# START OF INPUT ROWS
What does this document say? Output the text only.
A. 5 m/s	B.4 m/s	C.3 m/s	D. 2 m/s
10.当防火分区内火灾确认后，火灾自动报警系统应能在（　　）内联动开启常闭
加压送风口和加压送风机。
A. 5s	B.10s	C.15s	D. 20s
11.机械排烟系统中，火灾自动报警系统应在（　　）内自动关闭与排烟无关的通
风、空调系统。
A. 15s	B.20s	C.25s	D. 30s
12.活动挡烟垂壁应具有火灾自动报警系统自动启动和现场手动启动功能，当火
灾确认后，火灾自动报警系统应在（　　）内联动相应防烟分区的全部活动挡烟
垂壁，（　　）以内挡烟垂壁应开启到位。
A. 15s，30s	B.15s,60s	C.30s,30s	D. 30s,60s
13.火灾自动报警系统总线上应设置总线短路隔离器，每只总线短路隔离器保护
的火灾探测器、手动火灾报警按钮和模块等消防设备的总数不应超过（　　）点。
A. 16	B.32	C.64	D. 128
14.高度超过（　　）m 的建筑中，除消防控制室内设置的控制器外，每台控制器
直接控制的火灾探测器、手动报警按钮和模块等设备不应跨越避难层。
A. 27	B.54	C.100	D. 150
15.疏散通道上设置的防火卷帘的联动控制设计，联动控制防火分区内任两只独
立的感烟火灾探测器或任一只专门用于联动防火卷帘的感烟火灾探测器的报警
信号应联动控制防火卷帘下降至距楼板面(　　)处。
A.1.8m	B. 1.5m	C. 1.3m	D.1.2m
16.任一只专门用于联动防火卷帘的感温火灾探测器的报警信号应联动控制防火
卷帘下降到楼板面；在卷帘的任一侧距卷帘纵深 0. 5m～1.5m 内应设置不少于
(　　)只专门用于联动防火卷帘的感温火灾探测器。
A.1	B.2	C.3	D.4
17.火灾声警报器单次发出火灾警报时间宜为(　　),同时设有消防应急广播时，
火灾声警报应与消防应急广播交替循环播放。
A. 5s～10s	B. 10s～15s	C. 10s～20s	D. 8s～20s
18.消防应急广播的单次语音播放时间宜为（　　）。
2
# END OF INPUT ROWS
## WRITTEN REQUEST
Copy all lines from the listing that contain "火灾自动报警系统应在".

## WRITTEN RESPONSE
11.机械排烟系统中，火灾自动报警系统应在（　　）内自动关闭与排烟无关的通
灾确认后，火灾自动报警系统应在（　　）内联动相应防烟分区的全部活动挡烟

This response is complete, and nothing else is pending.